▶ _Task instructions_: Every line below that holds the string "posts" should be copied out.
==================================================
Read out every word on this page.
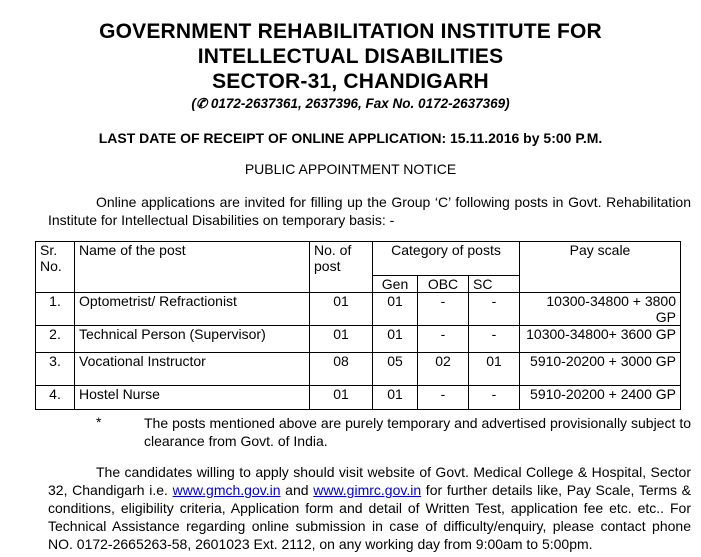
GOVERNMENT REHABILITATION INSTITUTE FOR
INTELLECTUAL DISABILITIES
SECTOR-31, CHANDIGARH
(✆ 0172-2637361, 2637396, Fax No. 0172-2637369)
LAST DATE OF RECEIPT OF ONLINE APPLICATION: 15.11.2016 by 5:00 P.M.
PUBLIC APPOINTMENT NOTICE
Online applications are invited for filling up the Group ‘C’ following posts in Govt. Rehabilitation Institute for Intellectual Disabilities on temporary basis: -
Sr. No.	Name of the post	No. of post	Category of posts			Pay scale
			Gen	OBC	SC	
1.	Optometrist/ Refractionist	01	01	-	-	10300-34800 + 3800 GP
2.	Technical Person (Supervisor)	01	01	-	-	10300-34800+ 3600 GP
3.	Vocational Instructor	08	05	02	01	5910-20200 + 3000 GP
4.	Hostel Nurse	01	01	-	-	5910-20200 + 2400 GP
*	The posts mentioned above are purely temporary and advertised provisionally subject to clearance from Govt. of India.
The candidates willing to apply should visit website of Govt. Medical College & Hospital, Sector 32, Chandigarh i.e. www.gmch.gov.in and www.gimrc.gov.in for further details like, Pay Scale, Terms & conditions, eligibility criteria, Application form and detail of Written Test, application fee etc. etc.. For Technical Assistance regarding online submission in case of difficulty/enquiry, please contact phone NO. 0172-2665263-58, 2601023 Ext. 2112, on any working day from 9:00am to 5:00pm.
==================================================
▶ _Solution_:
Online applications are invited for filling up the Group ‘C’ following posts in Govt. Rehabilitation Institute for Intellectual Disabilities on temporary basis: -
Sr. No.	Name of the post	No. of post	Category of posts			Pay scale
*	The posts mentioned above are purely temporary and advertised provisionally subject to clearance from Govt. of India.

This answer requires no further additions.